# ACTIVITY
Every line of the entries below that includes "they" belongs in the answer, copied as written.
____ GIVEN INFORMATION
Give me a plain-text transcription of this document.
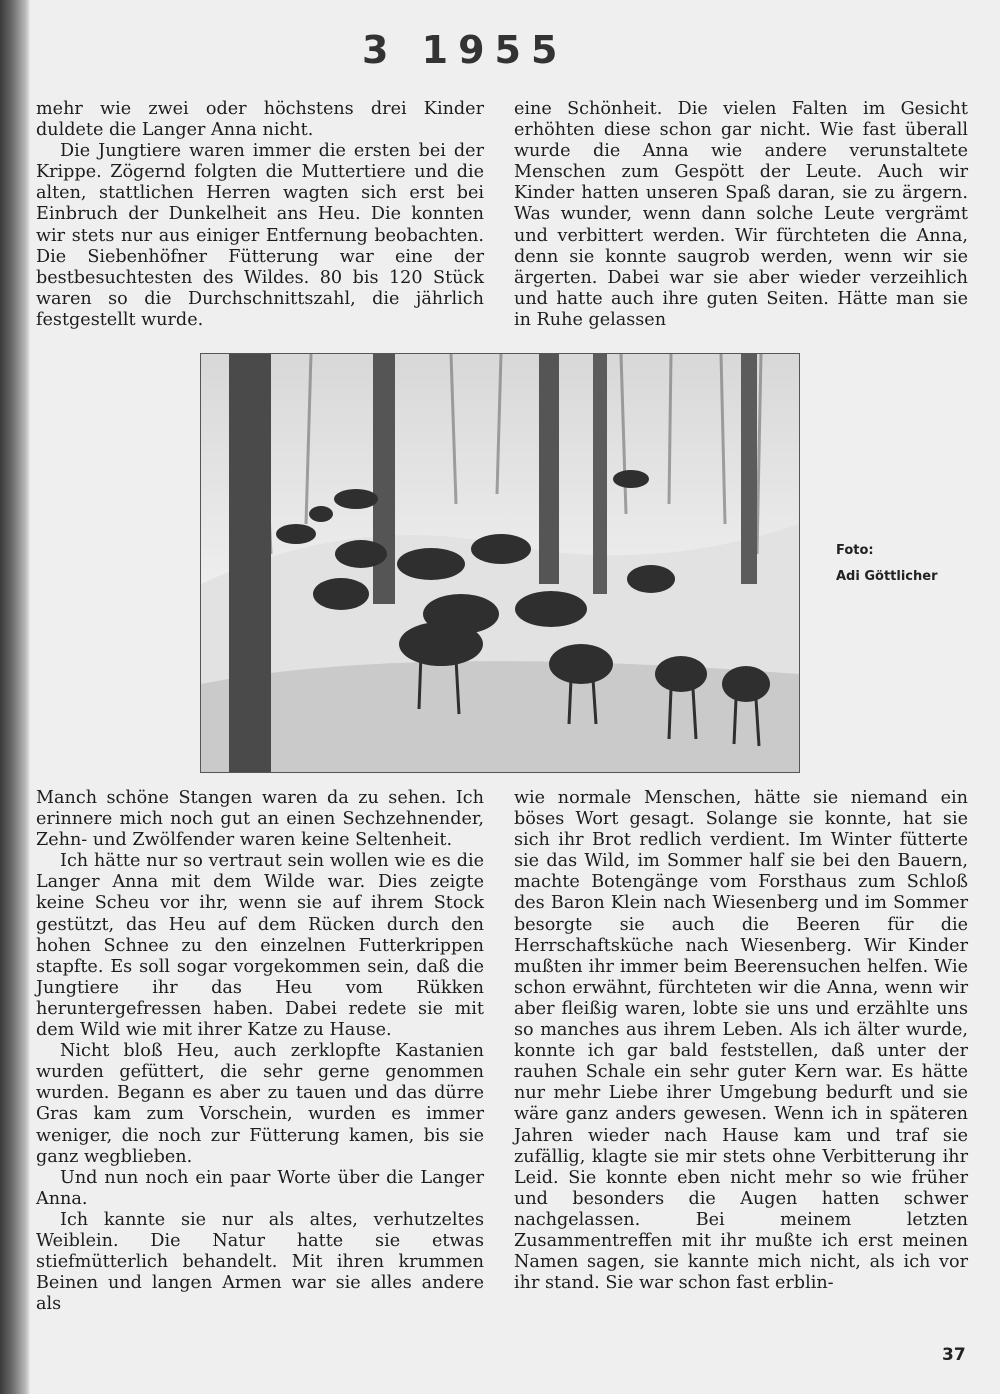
3 1955

mehr wie zwei oder höchstens drei Kinder duldete die Langer Anna nicht.

Die Jungtiere waren immer die ersten bei der Krippe. Zögernd folgten die Muttertiere und die alten, stattlichen Herren wagten sich erst bei Einbruch der Dunkelheit ans Heu. Die konnten wir stets nur aus einiger Entfernung beobachten. Die Siebenhöfner Fütterung war eine der bestbesuchtesten des Wildes. 80 bis 120 Stück waren so die Durchschnittszahl, die jährlich festgestellt wurde.

eine Schönheit. Die vielen Falten im Gesicht erhöhten diese schon gar nicht. Wie fast überall wurde die Anna wie andere verunstaltete Menschen zum Gespött der Leute. Auch wir Kinder hatten unseren Spaß daran, sie zu ärgern. Was wunder, wenn dann solche Leute vergrämt und verbittert werden. Wir fürchteten die Anna, denn sie konnte saugrob werden, wenn wir sie ärgerten. Dabei war sie aber wieder verzeihlich und hatte auch ihre guten Seiten. Hätte man sie in Ruhe gelassen

Foto:
Adi Göttlicher

Manch schöne Stangen waren da zu sehen. Ich erinnere mich noch gut an einen Sechzehnender, Zehn- und Zwölfender waren keine Seltenheit.

Ich hätte nur so vertraut sein wollen wie es die Langer Anna mit dem Wilde war. Dies zeigte keine Scheu vor ihr, wenn sie auf ihrem Stock gestützt, das Heu auf dem Rücken durch den hohen Schnee zu den einzelnen Futterkrippen stapfte. Es soll sogar vorgekommen sein, daß die Jungtiere ihr das Heu vom Rükken heruntergefressen haben. Dabei redete sie mit dem Wild wie mit ihrer Katze zu Hause.

Nicht bloß Heu, auch zerklopfte Kastanien wurden gefüttert, die sehr gerne genommen wurden. Begann es aber zu tauen und das dürre Gras kam zum Vorschein, wurden es immer weniger, die noch zur Fütterung kamen, bis sie ganz wegblieben.

Und nun noch ein paar Worte über die Langer Anna.

Ich kannte sie nur als altes, verhutzeltes Weiblein. Die Natur hatte sie etwas stiefmütterlich behandelt. Mit ihren krummen Beinen und langen Armen war sie alles andere als

wie normale Menschen, hätte sie niemand ein böses Wort gesagt. Solange sie konnte, hat sie sich ihr Brot redlich verdient. Im Winter fütterte sie das Wild, im Sommer half sie bei den Bauern, machte Botengänge vom Forsthaus zum Schloß des Baron Klein nach Wiesenberg und im Sommer besorgte sie auch die Beeren für die Herrschaftsküche nach Wiesenberg. Wir Kinder mußten ihr immer beim Beerensuchen helfen. Wie schon erwähnt, fürchteten wir die Anna, wenn wir aber fleißig waren, lobte sie uns und erzählte uns so manches aus ihrem Leben. Als ich älter wurde, konnte ich gar bald feststellen, daß unter der rauhen Schale ein sehr guter Kern war. Es hätte nur mehr Liebe ihrer Umgebung bedurft und sie wäre ganz anders gewesen. Wenn ich in späteren Jahren wieder nach Hause kam und traf sie zufällig, klagte sie mir stets ohne Verbitterung ihr Leid. Sie konnte eben nicht mehr so wie früher und besonders die Augen hatten schwer nachgelassen. Bei meinem letzten Zusammentreffen mit ihr mußte ich erst meinen Namen sagen, sie kannte mich nicht, als ich vor ihr stand. Sie war schon fast erblin-

37
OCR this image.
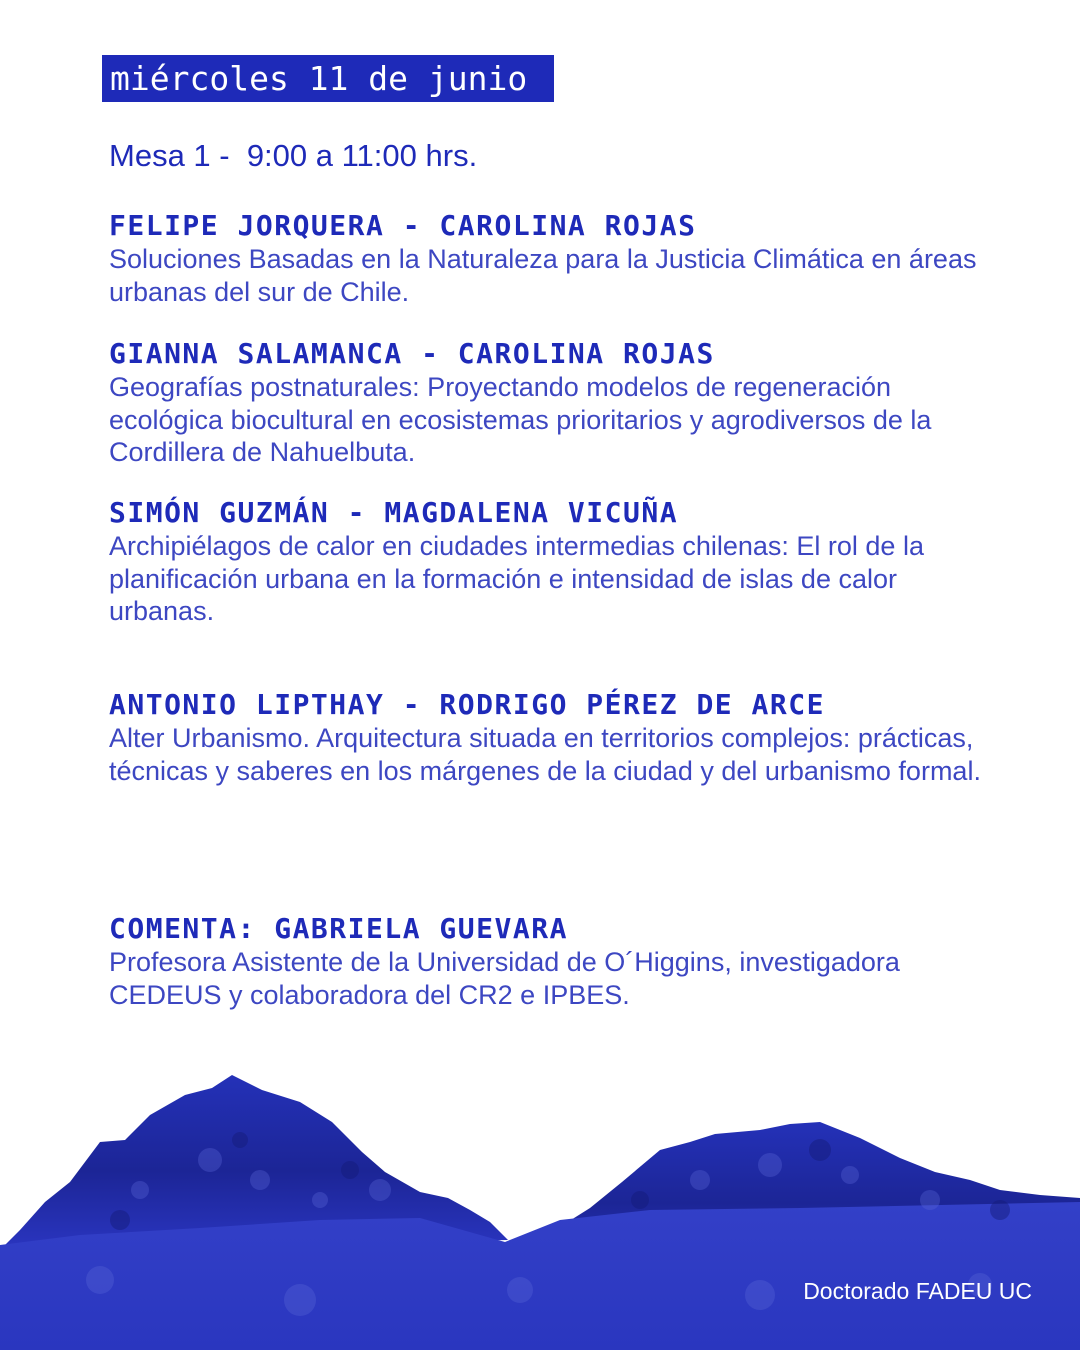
miércoles 11 de junio
Mesa 1 -  9:00 a 11:00 hrs.
FELIPE JORQUERA - CAROLINA ROJAS
Soluciones Basadas en la Naturaleza para la Justicia Climática en áreas urbanas del sur de Chile.
GIANNA SALAMANCA - CAROLINA ROJAS
Geografías postnaturales: Proyectando modelos de regeneración ecológica biocultural en ecosistemas prioritarios y agrodiversos de la Cordillera de Nahuelbuta.
SIMÓN GUZMÁN - MAGDALENA VICUÑA
Archipiélagos de calor en ciudades intermedias chilenas: El rol de la planificación urbana en la formación e intensidad de islas de calor urbanas.
ANTONIO LIPTHAY - RODRIGO PÉREZ DE ARCE
Alter Urbanismo. Arquitectura situada en territorios complejos: prácticas, técnicas y saberes en los márgenes de la ciudad y del urbanismo formal.
COMENTA: GABRIELA GUEVARA
Profesora Asistente de la Universidad de O´Higgins, investigadora CEDEUS y colaboradora del CR2 e IPBES.
Doctorado FADEU UC
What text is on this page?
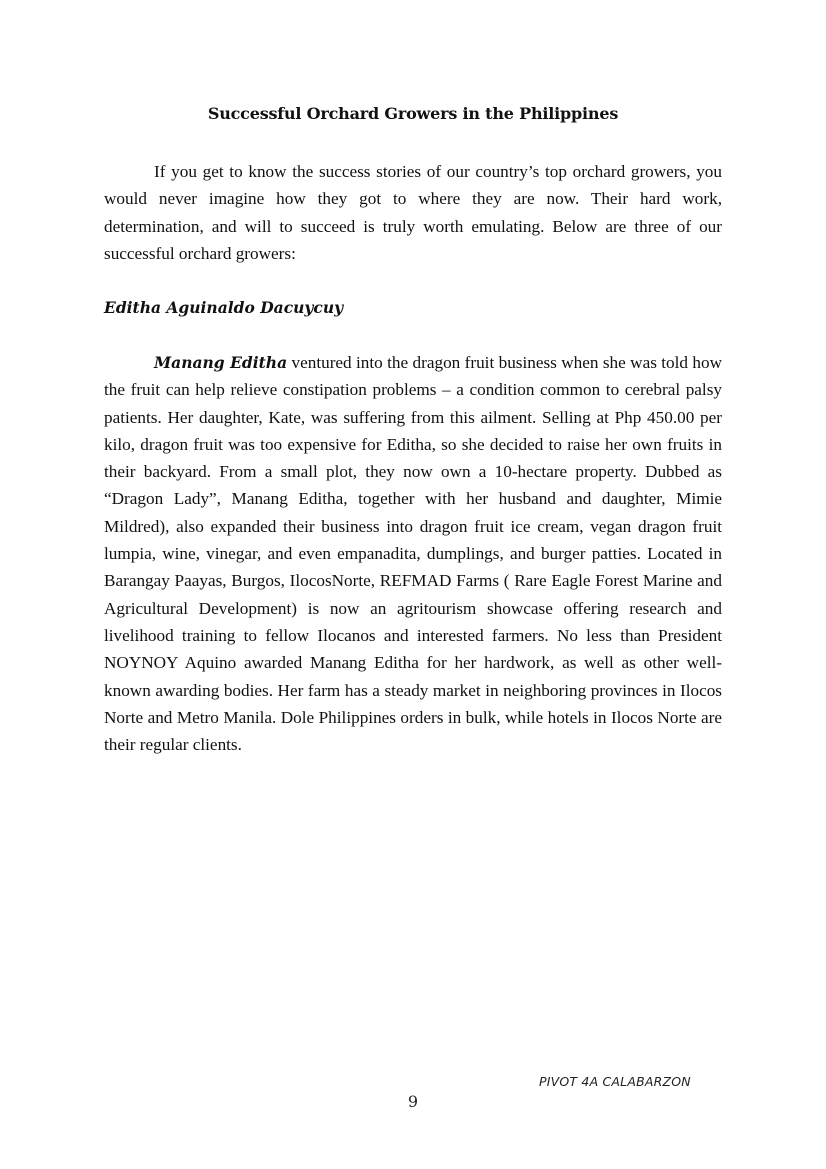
Successful Orchard Growers in the Philippines

If you get to know the success stories of our country’s top orchard growers, you would never imagine how they got to where they are now. Their hard work, determination, and will to succeed is truly worth emulating. Below are three of our successful orchard growers:

Editha Aguinaldo Dacuycuy

Manang Editha ventured into the dragon fruit business when she was told how the fruit can help relieve constipation problems – a condition common to cerebral palsy patients. Her daughter, Kate, was suffering from this ailment. Selling at Php 450.00 per kilo, dragon fruit was too expensive for Editha, so she decided to raise her own fruits in their backyard. From a small plot, they now own a 10-hectare property. Dubbed as “Dragon Lady”, Manang Editha, together with her husband and daughter, Mimie Mildred), also expanded their business into dragon fruit ice cream, vegan dragon fruit lumpia, wine, vinegar, and even empanadita, dumplings, and burger patties. Located in Barangay Paayas, Burgos, IlocosNorte, REFMAD Farms ( Rare Eagle Forest Marine and Agricultural Development) is now an agritourism showcase offering research and livelihood training to fellow Ilocanos and interested farmers. No less than President NOYNOY Aquino awarded Manang Editha for her hardwork, as well as other well- known awarding bodies. Her farm has a steady market in neighboring provinces in Ilocos Norte and Metro Manila. Dole Philippines orders in bulk, while hotels in Ilocos Norte are their regular clients.

PIVOT 4A CALABARZON
9
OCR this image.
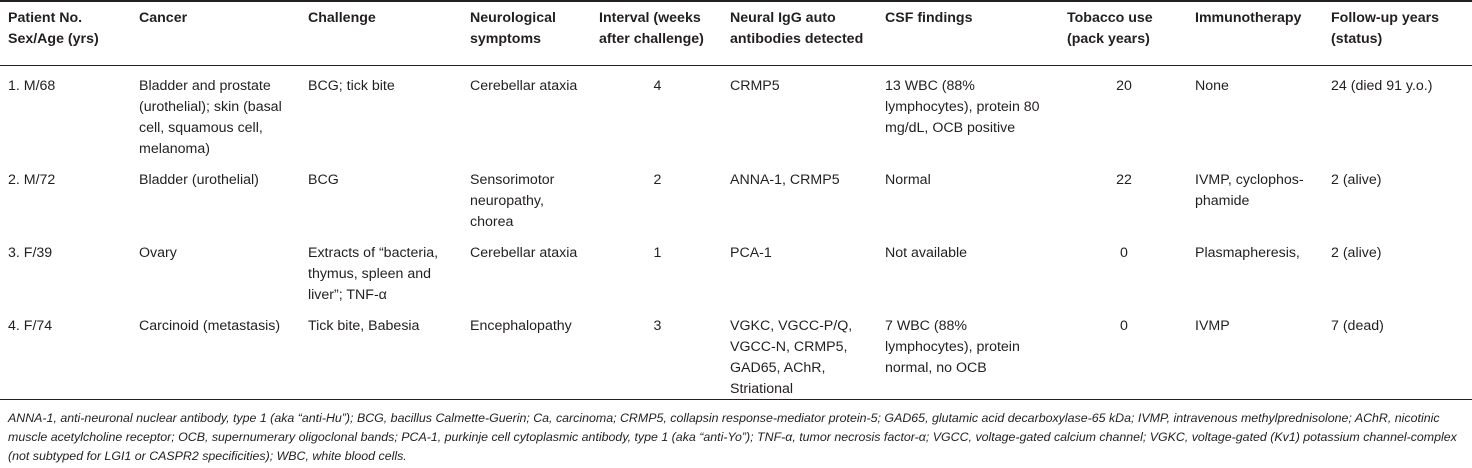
Patient No. Sex/Age (yrs)	Cancer	Challenge	Neurological symptoms	Interval (weeks after challenge)	Neural IgG auto antibodies detected	CSF findings	Tobacco use (pack years)	Immunotherapy	Follow-up years (status)
1. M/68	Bladder and prostate (urothelial); skin (basal cell, squamous cell, melanoma)	BCG; tick bite	Cerebellar ataxia	4	CRMP5	13 WBC (88% lymphocytes), protein 80 mg/dL, OCB positive	20	None	24 (died 91 y.o.)
2. M/72	Bladder (urothelial)	BCG	Sensorimotor neuropathy, chorea	2	ANNA-1, CRMP5	Normal	22	IVMP, cyclophos-phamide	2 (alive)
3. F/39	Ovary	Extracts of “bacteria, thymus, spleen and liver”; TNF-α	Cerebellar ataxia	1	PCA-1	Not available	0	Plasmapheresis,	2 (alive)
4. F/74	Carcinoid (metastasis)	Tick bite, Babesia	Encephalopathy	3	VGKC, VGCC-P/Q, VGCC-N, CRMP5, GAD65, AChR, Striational	7 WBC (88% lymphocytes), protein normal, no OCB	0	IVMP	7 (dead)

ANNA-1, anti-neuronal nuclear antibody, type 1 (aka “anti-Hu”); BCG, bacillus Calmette-Guerin; Ca, carcinoma; CRMP5, collapsin response-mediator protein-5; GAD65, glutamic acid decarboxylase-65 kDa; IVMP, intravenous methylprednisolone; AChR, nicotinic muscle acetylcholine receptor; OCB, supernumerary oligoclonal bands; PCA-1, purkinje cell cytoplasmic antibody, type 1 (aka “anti-Yo”); TNF-α, tumor necrosis factor-α; VGCC, voltage-gated calcium channel; VGKC, voltage-gated (Kv1) potassium channel-complex (not subtyped for LGI1 or CASPR2 specificities); WBC, white blood cells.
________
# TASK OUTPUT
If you get to know the success stories of our country’s top orchard growers, you would never imagine how they got to where they are now. Their hard work, determination, and will to succeed is truly worth emulating. Below are three of our successful orchard growers:
Manang Editha ventured into the dragon fruit business when she was told how the fruit can help relieve constipation problems – a condition common to cerebral palsy patients. Her daughter, Kate, was suffering from this ailment. Selling at Php 450.00 per kilo, dragon fruit was too expensive for Editha, so she decided to raise her own fruits in their backyard. From a small plot, they now own a 10-hectare property. Dubbed as “Dragon Lady”, Manang Editha, together with her husband and daughter, Mimie Mildred), also expanded their business into dragon fruit ice cream, vegan dragon fruit lumpia, wine, vinegar, and even empanadita, dumplings, and burger patties. Located in Barangay Paayas, Burgos, IlocosNorte, REFMAD Farms ( Rare Eagle Forest Marine and Agricultural Development) is now an agritourism showcase offering research and livelihood training to fellow Ilocanos and interested farmers. No less than President NOYNOY Aquino awarded Manang Editha for her hardwork, as well as other well- known awarding bodies. Her farm has a steady market in neighboring provinces in Ilocos Norte and Metro Manila. Dole Philippines orders in bulk, while hotels in Ilocos Norte are their regular clients.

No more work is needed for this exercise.